- Yazılı Alıştırma 1: Listede "scatter-point [224,377,238,391]" içeren satırla açılıp "scatter-point [284,173,298,187]" içeren satırla kapanan bölümü, "colorbar-tick-label" yerine "colorbar-tick-text" koyarak düzenleyin ve başka hiçbir şeyi değiştirmeyin. Yalnızca bu satırları verin.

- Alıntı:
####################

Somut olayda uyuşmazlık hayat sigorta poliçesi kapsamındaki riskin gerçekleşmesi nedeni ile davalı tarafından ödenmesi gerektiği halde ödenmediği için davacılar tarafından ödenmek zorunda kalınan kredi taksit ödemelerinin davalıdan tahsili istemine ilişkindir. Bu hali ile uyuşmazlığın 6102 sayılı TTK.nun 16/1 maddesi gereğince tacir olan davalı şirket ile 6502 sayılı Tüketicinin Korunması Hakkında Kanun'un 3/1-k maddesine göre ticari veya mesleki olmayan amaçlarla hareket eden gerçek kişi tüketici davacılar arasındaki alacak isteminden kaynaklandığı, ölenin tacir olduğunun iddia ve ispat edilmediği görülmekle uyuşmazlığın Tüketici Mahkemesinde görülüp sonuçlandırılması gerektiği kabul edilmiştir.

####################

Veri satırları
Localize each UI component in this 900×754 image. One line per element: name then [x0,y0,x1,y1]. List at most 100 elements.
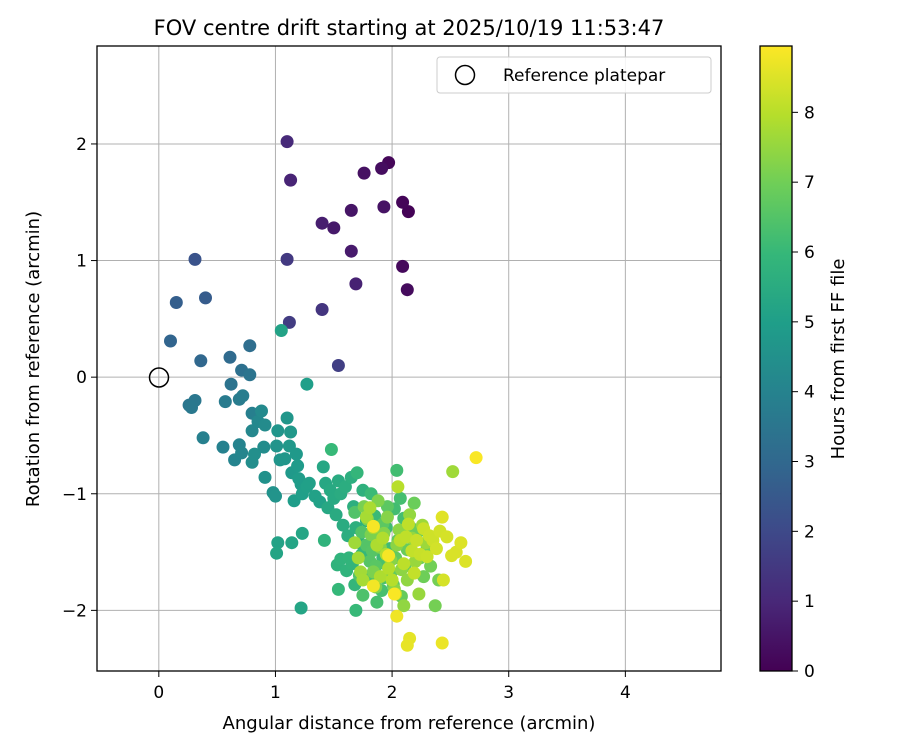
scatter-point [224,377,238,391]
colorbar-tick-label: 5 [804,313,815,333]
scatter-point [397,599,411,613]
scatter-point [274,324,288,337]
scatter-point [317,533,331,547]
legend: Reference platepar [436,56,712,94]
scatter-point [284,425,298,439]
scatter-point [412,587,426,601]
scatter-point [327,221,341,235]
scatter-point [243,368,257,382]
scatter-point [399,530,413,544]
scatter-point [387,587,401,601]
scatter-point [382,549,396,563]
scatter-point [291,459,305,473]
scatter-point [385,573,399,587]
colorbar-tick-label: 3 [804,453,815,473]
scatter-point [401,517,415,531]
scatter-point [396,259,410,273]
legend-box [436,56,712,94]
chart-title: FOV centre drift starting at 2025/10/19 … [154,16,665,40]
scatter-point [188,252,202,266]
legend-marker-icon [454,64,476,86]
scatter-point [428,599,442,613]
scatter-point [429,542,443,556]
scatter-point [331,582,345,596]
scatter-point [282,315,296,329]
scatter-point [349,603,363,617]
scatter-point [316,460,330,474]
y-tick-label: 2 [76,135,87,155]
colorbar-tick-label: 4 [804,383,815,403]
colorbar-label: Hours from first FF file [828,259,849,460]
scatter-point [446,465,460,479]
x-tick-label: 4 [620,683,631,703]
scatter-point [302,476,316,490]
colorbar-ticks: 0 1 2 3 4 5 6 7 8 [792,103,815,682]
scatter-point [469,451,483,465]
colorbar [759,45,793,672]
scatter-point [164,334,177,348]
colorbar-tick-label: 1 [804,592,815,612]
legend-label: Reference platepar [503,66,665,86]
scatter-point [440,530,454,544]
scatter-point [380,510,394,524]
scatter-point [271,424,285,438]
scatter-point [284,173,298,187]
scatter-point [270,546,284,560]
scatter-point [270,439,284,453]
scatter-point [396,195,410,209]
x-tick-label: 1 [270,683,281,703]
scatter-point [390,609,404,623]
scatter-point [344,244,358,258]
scatter-point [258,470,272,484]
scatter-point [391,480,405,494]
scatter-point [280,135,294,149]
scatter-point [376,531,390,545]
y-tick-label: 0 [76,368,87,388]
scatter-point [258,418,272,432]
data-points [164,135,483,652]
scatter-point [269,489,282,503]
colorbar-tick-label: 7 [804,173,815,193]
scatter-point [350,466,364,480]
scatter-point [218,395,232,409]
scatter-point [248,447,261,461]
scatter-point [169,296,183,309]
scatter-point [435,636,449,650]
scatter-point [363,501,377,515]
scatter-point [336,518,350,532]
scatter-point [280,411,294,425]
scatter-point [348,505,362,519]
y-tick-label: 1 [76,252,87,272]
reference-platepar-marker [148,367,170,388]
y-axis-label: Rotation from reference (arcmin) [23,211,44,507]
scatter-point [357,166,371,180]
scatter-point [285,536,299,550]
scatter-point [349,277,363,291]
scatter-point [245,424,259,438]
scatter-point [324,443,338,456]
scatter-point [278,452,292,466]
scatter-point [236,389,250,403]
scatter-point [235,446,249,460]
plot-frame [96,45,722,672]
scatter-point [397,557,411,571]
scatter-point [255,404,268,418]
scatter-point [420,550,434,564]
scatter-point [400,283,414,297]
x-tick-label: 0 [153,683,164,703]
scatter-point [295,526,309,540]
scatter-point [280,252,294,266]
x-tick-label: 3 [503,683,514,703]
scatter-point [257,440,271,454]
y-tick-label: −2 [62,601,87,621]
scatter-point [315,216,329,230]
scatter-point [375,161,389,175]
x-tick-label: 2 [387,683,398,703]
colorbar-tick-label: 0 [804,662,815,682]
colorbar-tick-label: 6 [804,243,815,263]
scatter-point [454,536,468,550]
scatter-point [185,401,198,414]
x-axis-label: Angular distance from reference (arcmin) [223,713,596,734]
scatter-point [401,205,415,219]
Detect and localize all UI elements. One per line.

####################

- Yazılı Alıştırma 2: Alıntının "Somut olayda uyuşmazlık" sözcüklerini içeren yerle açılıp "gerektiği kabul edilmiştir." sözcükleriyle kapanan kısmını olduğu gibi kopyalayın.

- Eksiksiz Yanıt 1:
scatter-point [224,377,238,391]
colorbar-tick-text: 5 [804,313,815,333]
scatter-point [397,599,411,613]
scatter-point [274,324,288,337]
scatter-point [317,533,331,547]
legend: Reference platepar [436,56,712,94]
scatter-point [284,425,298,439]
scatter-point [412,587,426,601]
scatter-point [327,221,341,235]
scatter-point [243,368,257,382]
scatter-point [399,530,413,544]
scatter-point [387,587,401,601]
scatter-point [382,549,396,563]
scatter-point [291,459,305,473]
scatter-point [385,573,399,587]
colorbar-tick-text: 3 [804,453,815,473]
scatter-point [401,517,415,531]
scatter-point [396,259,410,273]
legend-box [436,56,712,94]
chart-title: FOV centre drift starting at 2025/10/19 … [154,16,665,40]
scatter-point [188,252,202,266]
legend-marker-icon [454,64,476,86]
scatter-point [428,599,442,613]
scatter-point [429,542,443,556]
scatter-point [331,582,345,596]
scatter-point [282,315,296,329]
scatter-point [349,603,363,617]
scatter-point [316,460,330,474]
y-tick-label: 2 [76,135,87,155]
colorbar-tick-text: 4 [804,383,815,403]
colorbar-label: Hours from first FF file [828,259,849,460]
scatter-point [446,465,460,479]
x-tick-label: 4 [620,683,631,703]
scatter-point [302,476,316,490]
colorbar-ticks: 0 1 2 3 4 5 6 7 8 [792,103,815,682]
scatter-point [469,451,483,465]
colorbar [759,45,793,672]
scatter-point [164,334,177,348]
colorbar-tick-text: 1 [804,592,815,612]
legend-label: Reference platepar [503,66,665,86]
scatter-point [440,530,454,544]
scatter-point [380,510,394,524]
scatter-point [271,424,285,438]
scatter-point [284,173,298,187]

- Eksiksiz Yanıt 2:
Somut olayda uyuşmazlık hayat sigorta poliçesi kapsamındaki riskin gerçekleşmesi nedeni ile davalı tarafından ödenmesi gerektiği halde ödenmediği için davacılar tarafından ödenmek zorunda kalınan kredi taksit ödemelerinin davalıdan tahsili istemine ilişkindir. Bu hali ile uyuşmazlığın 6102 sayılı TTK.nun 16/1 maddesi gereğince tacir olan davalı şirket ile 6502 sayılı Tüketicinin Korunması Hakkında Kanun'un 3/1-k maddesine göre ticari veya mesleki olmayan amaçlarla hareket eden gerçek kişi tüketici davacılar arasındaki alacak isteminden kaynaklandığı, ölenin tacir olduğunun iddia ve ispat edilmediği görülmekle uyuşmazlığın Tüketici Mahkemesinde görülüp sonuçlandırılması gerektiği kabul edilmiştir.